§ EXERCISE INSTRUCTIONS:
Repeat, line for line, the entries printed below.

##############################

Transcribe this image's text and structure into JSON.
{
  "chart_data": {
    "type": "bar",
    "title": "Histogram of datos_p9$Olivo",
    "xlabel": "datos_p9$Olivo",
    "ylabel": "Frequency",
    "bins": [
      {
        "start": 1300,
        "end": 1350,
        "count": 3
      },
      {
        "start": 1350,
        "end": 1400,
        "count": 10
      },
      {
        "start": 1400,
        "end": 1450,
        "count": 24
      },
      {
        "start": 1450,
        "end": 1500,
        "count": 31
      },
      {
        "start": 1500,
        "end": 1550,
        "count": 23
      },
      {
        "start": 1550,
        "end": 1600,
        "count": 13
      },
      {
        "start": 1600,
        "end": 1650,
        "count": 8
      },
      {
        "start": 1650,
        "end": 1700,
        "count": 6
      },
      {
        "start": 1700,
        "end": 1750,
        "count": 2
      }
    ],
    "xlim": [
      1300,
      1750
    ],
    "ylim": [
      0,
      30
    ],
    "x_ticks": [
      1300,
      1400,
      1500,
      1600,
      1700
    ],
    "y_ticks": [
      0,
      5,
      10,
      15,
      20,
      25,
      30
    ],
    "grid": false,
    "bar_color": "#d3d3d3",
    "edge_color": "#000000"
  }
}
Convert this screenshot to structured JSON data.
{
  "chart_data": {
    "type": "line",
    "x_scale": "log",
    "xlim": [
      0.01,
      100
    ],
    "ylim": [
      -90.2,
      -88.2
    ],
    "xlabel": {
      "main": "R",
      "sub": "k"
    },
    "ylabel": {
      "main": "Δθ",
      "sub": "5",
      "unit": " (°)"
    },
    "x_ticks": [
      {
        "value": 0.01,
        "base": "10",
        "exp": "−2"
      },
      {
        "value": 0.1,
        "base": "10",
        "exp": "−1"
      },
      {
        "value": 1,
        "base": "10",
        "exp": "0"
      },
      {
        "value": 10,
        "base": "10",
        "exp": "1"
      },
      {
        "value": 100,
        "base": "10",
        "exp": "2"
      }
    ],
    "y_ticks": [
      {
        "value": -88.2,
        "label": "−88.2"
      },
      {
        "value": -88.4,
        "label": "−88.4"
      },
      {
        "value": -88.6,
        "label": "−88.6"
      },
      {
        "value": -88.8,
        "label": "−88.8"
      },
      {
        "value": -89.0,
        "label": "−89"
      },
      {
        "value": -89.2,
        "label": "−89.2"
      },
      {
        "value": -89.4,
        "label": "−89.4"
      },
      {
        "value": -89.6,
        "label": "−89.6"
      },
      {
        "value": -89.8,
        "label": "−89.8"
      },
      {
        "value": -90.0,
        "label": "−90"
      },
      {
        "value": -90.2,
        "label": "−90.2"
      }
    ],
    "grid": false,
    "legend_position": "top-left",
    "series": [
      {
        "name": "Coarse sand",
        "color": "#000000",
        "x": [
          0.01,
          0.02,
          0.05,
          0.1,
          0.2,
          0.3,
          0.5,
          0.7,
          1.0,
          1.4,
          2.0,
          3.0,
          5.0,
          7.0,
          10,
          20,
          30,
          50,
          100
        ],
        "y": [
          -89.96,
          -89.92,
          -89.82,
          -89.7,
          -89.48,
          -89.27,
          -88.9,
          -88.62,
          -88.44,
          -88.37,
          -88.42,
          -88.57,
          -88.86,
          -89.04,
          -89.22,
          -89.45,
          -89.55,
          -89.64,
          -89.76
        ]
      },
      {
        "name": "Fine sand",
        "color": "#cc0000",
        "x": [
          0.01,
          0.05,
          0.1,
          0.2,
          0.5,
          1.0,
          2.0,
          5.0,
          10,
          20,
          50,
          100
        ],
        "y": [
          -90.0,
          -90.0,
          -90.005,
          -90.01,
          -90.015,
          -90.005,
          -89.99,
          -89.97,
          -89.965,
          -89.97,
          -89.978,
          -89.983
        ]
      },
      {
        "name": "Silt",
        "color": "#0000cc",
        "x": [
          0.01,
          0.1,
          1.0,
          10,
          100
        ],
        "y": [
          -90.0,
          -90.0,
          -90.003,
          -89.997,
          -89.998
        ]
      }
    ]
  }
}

##############################

§ SOLVED PROBLEM:
Transcribe this image's text and structure into JSON.
{
  "chart_data": {
    "type": "bar",
    "title": "Histogram of datos_p9$Olivo",
    "xlabel": "datos_p9$Olivo",
    "ylabel": "Frequency",
    "bins": [
      {
        "start": 1300,
        "end": 1350,
        "count": 3
      },
      {
        "start": 1350,
        "end": 1400,
        "count": 10
      },
      {
        "start": 1400,
        "end": 1450,
        "count": 24
      },
      {
        "start": 1450,
        "end": 1500,
        "count": 31
      },
      {
        "start": 1500,
        "end": 1550,
        "count": 23
      },
      {
        "start": 1550,
        "end": 1600,
        "count": 13
      },
      {
        "start": 1600,
        "end": 1650,
        "count": 8
      },
      {
        "start": 1650,
        "end": 1700,
        "count": 6
      },
      {
        "start": 1700,
        "end": 1750,
        "count": 2
      }
    ],
    "xlim": [
      1300,
      1750
    ],
    "ylim": [
      0,
      30
    ],
    "x_ticks": [
      1300,
      1400,
      1500,
      1600,
      1700
    ],
    "y_ticks": [
      0,
      5,
      10,
      15,
      20,
      25,
      30
    ],
    "grid": false,
    "bar_color": "#d3d3d3",
    "edge_color": "#000000"
  }
}
Convert this screenshot to structured JSON data.
{
  "chart_data": {
    "type": "line",
    "x_scale": "log",
    "xlim": [
      0.01,
      100
    ],
    "ylim": [
      -90.2,
      -88.2
    ],
    "xlabel": {
      "main": "R",
      "sub": "k"
    },
    "ylabel": {
      "main": "Δθ",
      "sub": "5",
      "unit": " (°)"
    },
    "x_ticks": [
      {
        "value": 0.01,
        "base": "10",
        "exp": "−2"
      },
      {
        "value": 0.1,
        "base": "10",
        "exp": "−1"
      },
      {
        "value": 1,
        "base": "10",
        "exp": "0"
      },
      {
        "value": 10,
        "base": "10",
        "exp": "1"
      },
      {
        "value": 100,
        "base": "10",
        "exp": "2"
      }
    ],
    "y_ticks": [
      {
        "value": -88.2,
        "label": "−88.2"
      },
      {
        "value": -88.4,
        "label": "−88.4"
      },
      {
        "value": -88.6,
        "label": "−88.6"
      },
      {
        "value": -88.8,
        "label": "−88.8"
      },
      {
        "value": -89.0,
        "label": "−89"
      },
      {
        "value": -89.2,
        "label": "−89.2"
      },
      {
        "value": -89.4,
        "label": "−89.4"
      },
      {
        "value": -89.6,
        "label": "−89.6"
      },
      {
        "value": -89.8,
        "label": "−89.8"
      },
      {
        "value": -90.0,
        "label": "−90"
      },
      {
        "value": -90.2,
        "label": "−90.2"
      }
    ],
    "grid": false,
    "legend_position": "top-left",
    "series": [
      {
        "name": "Coarse sand",
        "color": "#000000",
        "x": [
          0.01,
          0.02,
          0.05,
          0.1,
          0.2,
          0.3,
          0.5,
          0.7,
          1.0,
          1.4,
          2.0,
          3.0,
          5.0,
          7.0,
          10,
          20,
          30,
          50,
          100
        ],
        "y": [
          -89.96,
          -89.92,
          -89.82,
          -89.7,
          -89.48,
          -89.27,
          -88.9,
          -88.62,
          -88.44,
          -88.37,
          -88.42,
          -88.57,
          -88.86,
          -89.04,
          -89.22,
          -89.45,
          -89.55,
          -89.64,
          -89.76
        ]
      },
      {
        "name": "Fine sand",
        "color": "#cc0000",
        "x": [
          0.01,
          0.05,
          0.1,
          0.2,
          0.5,
          1.0,
          2.0,
          5.0,
          10,
          20,
          50,
          100
        ],
        "y": [
          -90.0,
          -90.0,
          -90.005,
          -90.01,
          -90.015,
          -90.005,
          -89.99,
          -89.97,
          -89.965,
          -89.97,
          -89.978,
          -89.983
        ]
      },
      {
        "name": "Silt",
        "color": "#0000cc",
        "x": [
          0.01,
          0.1,
          1.0,
          10,
          100
        ],
        "y": [
          -90.0,
          -90.0,
          -90.003,
          -89.997,
          -89.998
        ]
      }
    ]
  }
}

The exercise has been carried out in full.